## begin
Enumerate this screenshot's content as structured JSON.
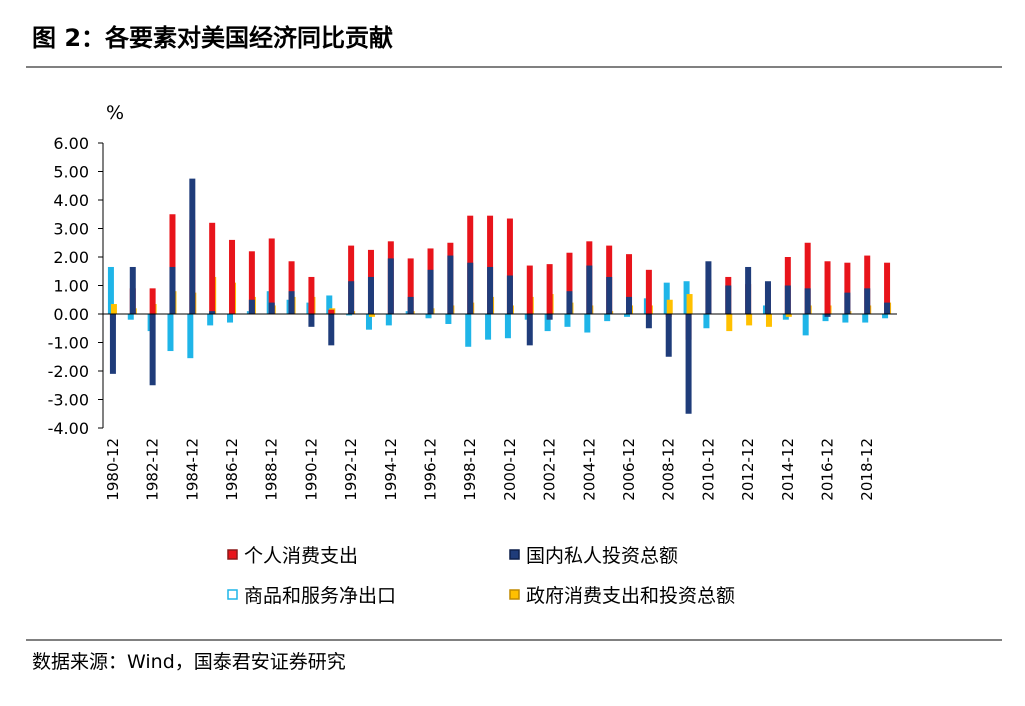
{
  "chart_data": {
    "type": "bar",
    "title": "图 2：各要素对美国经济同比贡献",
    "y_unit": "%",
    "source": "数据来源：Wind，国泰君安证券研究",
    "categories": [
      "1980-12",
      null,
      "1982-12",
      null,
      "1984-12",
      null,
      "1986-12",
      null,
      "1988-12",
      null,
      "1990-12",
      null,
      "1992-12",
      null,
      "1994-12",
      null,
      "1996-12",
      null,
      "1998-12",
      null,
      "2000-12",
      null,
      "2002-12",
      null,
      "2004-12",
      null,
      "2006-12",
      null,
      "2008-12",
      null,
      "2010-12",
      null,
      "2012-12",
      null,
      "2014-12",
      null,
      "2016-12",
      null,
      "2018-12",
      null
    ],
    "series": [
      {
        "name": "个人消费支出",
        "color": "#e8141b",
        "border": "#8b1a1a",
        "values": [
          -0.2,
          0.9,
          0.9,
          3.5,
          3.3,
          3.2,
          2.6,
          2.2,
          2.65,
          1.85,
          1.3,
          0.15,
          2.4,
          2.25,
          2.55,
          1.95,
          2.3,
          2.5,
          3.45,
          3.45,
          3.35,
          1.7,
          1.75,
          2.15,
          2.55,
          2.4,
          2.1,
          1.55,
          -0.1,
          -0.9,
          1.2,
          1.3,
          1.05,
          1.05,
          2.0,
          2.5,
          1.85,
          1.8,
          2.05,
          1.8
        ]
      },
      {
        "name": "国内私人投资总额",
        "color": "#1f3c7a",
        "border": "#0d1f4a",
        "values": [
          -2.1,
          1.65,
          -2.5,
          1.65,
          4.75,
          0.1,
          0.0,
          0.5,
          0.4,
          0.8,
          -0.45,
          -1.1,
          1.15,
          1.3,
          1.95,
          0.6,
          1.55,
          2.05,
          1.8,
          1.65,
          1.35,
          -1.1,
          -0.2,
          0.8,
          1.7,
          1.3,
          0.6,
          -0.5,
          -1.5,
          -3.5,
          1.85,
          1.0,
          1.65,
          1.15,
          1.0,
          0.9,
          -0.1,
          0.75,
          0.9,
          0.4
        ]
      },
      {
        "name": "商品和服务净出口",
        "color": "#1fb5e8",
        "border": "#1fb5e8",
        "values": [
          1.65,
          -0.2,
          -0.6,
          -1.3,
          -1.55,
          -0.4,
          -0.3,
          0.1,
          0.8,
          0.5,
          0.4,
          0.65,
          -0.05,
          -0.55,
          -0.4,
          0.1,
          -0.15,
          -0.35,
          -1.15,
          -0.9,
          -0.85,
          -0.2,
          -0.6,
          -0.45,
          -0.65,
          -0.25,
          -0.1,
          0.55,
          1.1,
          1.15,
          -0.5,
          0.0,
          0.0,
          0.3,
          -0.2,
          -0.75,
          -0.25,
          -0.3,
          -0.3,
          -0.15
        ]
      },
      {
        "name": "政府消费支出和投资总额",
        "color": "#ffc000",
        "border": "#c08a00",
        "values": [
          0.35,
          0.2,
          0.35,
          0.8,
          0.75,
          1.3,
          1.1,
          0.6,
          0.3,
          0.6,
          0.6,
          0.2,
          0.1,
          -0.1,
          0.0,
          0.1,
          0.2,
          0.3,
          0.4,
          0.6,
          0.3,
          0.6,
          0.7,
          0.4,
          0.3,
          0.1,
          0.3,
          0.3,
          0.5,
          0.7,
          0.0,
          -0.6,
          -0.4,
          -0.45,
          -0.1,
          0.3,
          0.3,
          0.1,
          0.3,
          0.4
        ]
      }
    ],
    "ylim": [
      -4,
      6
    ],
    "yticks": [
      {
        "value": -4,
        "label": "-4.00"
      },
      {
        "value": -3,
        "label": "-3.00"
      },
      {
        "value": -2,
        "label": "-2.00"
      },
      {
        "value": -1,
        "label": "-1.00"
      },
      {
        "value": 0,
        "label": "0.00"
      },
      {
        "value": 1,
        "label": "1.00"
      },
      {
        "value": 2,
        "label": "2.00"
      },
      {
        "value": 3,
        "label": "3.00"
      },
      {
        "value": 4,
        "label": "4.00"
      },
      {
        "value": 5,
        "label": "5.00"
      },
      {
        "value": 6,
        "label": "6.00"
      }
    ]
  }
}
## end
* **WHAT YOU NEED TO DO**: Transcribe every line in the entries above, taking out only the images.

* **TASK SOLUTION**:
Enumerate this screenshot's content as structured JSON.
{
  "chart_data": {
    "type": "bar",
    "title": "图 2：各要素对美国经济同比贡献",
    "y_unit": "%",
    "source": "数据来源：Wind，国泰君安证券研究",
    "categories": [
      "1980-12",
      null,
      "1982-12",
      null,
      "1984-12",
      null,
      "1986-12",
      null,
      "1988-12",
      null,
      "1990-12",
      null,
      "1992-12",
      null,
      "1994-12",
      null,
      "1996-12",
      null,
      "1998-12",
      null,
      "2000-12",
      null,
      "2002-12",
      null,
      "2004-12",
      null,
      "2006-12",
      null,
      "2008-12",
      null,
      "2010-12",
      null,
      "2012-12",
      null,
      "2014-12",
      null,
      "2016-12",
      null,
      "2018-12",
      null
    ],
    "series": [
      {
        "name": "个人消费支出",
        "color": "#e8141b",
        "border": "#8b1a1a",
        "values": [
          -0.2,
          0.9,
          0.9,
          3.5,
          3.3,
          3.2,
          2.6,
          2.2,
          2.65,
          1.85,
          1.3,
          0.15,
          2.4,
          2.25,
          2.55,
          1.95,
          2.3,
          2.5,
          3.45,
          3.45,
          3.35,
          1.7,
          1.75,
          2.15,
          2.55,
          2.4,
          2.1,
          1.55,
          -0.1,
          -0.9,
          1.2,
          1.3,
          1.05,
          1.05,
          2.0,
          2.5,
          1.85,
          1.8,
          2.05,
          1.8
        ]
      },
      {
        "name": "国内私人投资总额",
        "color": "#1f3c7a",
        "border": "#0d1f4a",
        "values": [
          -2.1,
          1.65,
          -2.5,
          1.65,
          4.75,
          0.1,
          0.0,
          0.5,
          0.4,
          0.8,
          -0.45,
          -1.1,
          1.15,
          1.3,
          1.95,
          0.6,
          1.55,
          2.05,
          1.8,
          1.65,
          1.35,
          -1.1,
          -0.2,
          0.8,
          1.7,
          1.3,
          0.6,
          -0.5,
          -1.5,
          -3.5,
          1.85,
          1.0,
          1.65,
          1.15,
          1.0,
          0.9,
          -0.1,
          0.75,
          0.9,
          0.4
        ]
      },
      {
        "name": "商品和服务净出口",
        "color": "#1fb5e8",
        "border": "#1fb5e8",
        "values": [
          1.65,
          -0.2,
          -0.6,
          -1.3,
          -1.55,
          -0.4,
          -0.3,
          0.1,
          0.8,
          0.5,
          0.4,
          0.65,
          -0.05,
          -0.55,
          -0.4,
          0.1,
          -0.15,
          -0.35,
          -1.15,
          -0.9,
          -0.85,
          -0.2,
          -0.6,
          -0.45,
          -0.65,
          -0.25,
          -0.1,
          0.55,
          1.1,
          1.15,
          -0.5,
          0.0,
          0.0,
          0.3,
          -0.2,
          -0.75,
          -0.25,
          -0.3,
          -0.3,
          -0.15
        ]
      },
      {
        "name": "政府消费支出和投资总额",
        "color": "#ffc000",
        "border": "#c08a00",
        "values": [
          0.35,
          0.2,
          0.35,
          0.8,
          0.75,
          1.3,
          1.1,
          0.6,
          0.3,
          0.6,
          0.6,
          0.2,
          0.1,
          -0.1,
          0.0,
          0.1,
          0.2,
          0.3,
          0.4,
          0.6,
          0.3,
          0.6,
          0.7,
          0.4,
          0.3,
          0.1,
          0.3,
          0.3,
          0.5,
          0.7,
          0.0,
          -0.6,
          -0.4,
          -0.45,
          -0.1,
          0.3,
          0.3,
          0.1,
          0.3,
          0.4
        ]
      }
    ],
    "ylim": [
      -4,
      6
    ],
    "yticks": [
      {
        "value": -4,
        "label": "-4.00"
      },
      {
        "value": -3,
        "label": "-3.00"
      },
      {
        "value": -2,
        "label": "-2.00"
      },
      {
        "value": -1,
        "label": "-1.00"
      },
      {
        "value": 0,
        "label": "0.00"
      },
      {
        "value": 1,
        "label": "1.00"
      },
      {
        "value": 2,
        "label": "2.00"
      },
      {
        "value": 3,
        "label": "3.00"
      },
      {
        "value": 4,
        "label": "4.00"
      },
      {
        "value": 5,
        "label": "5.00"
      },
      {
        "value": 6,
        "label": "6.00"
      }
    ]
  }
}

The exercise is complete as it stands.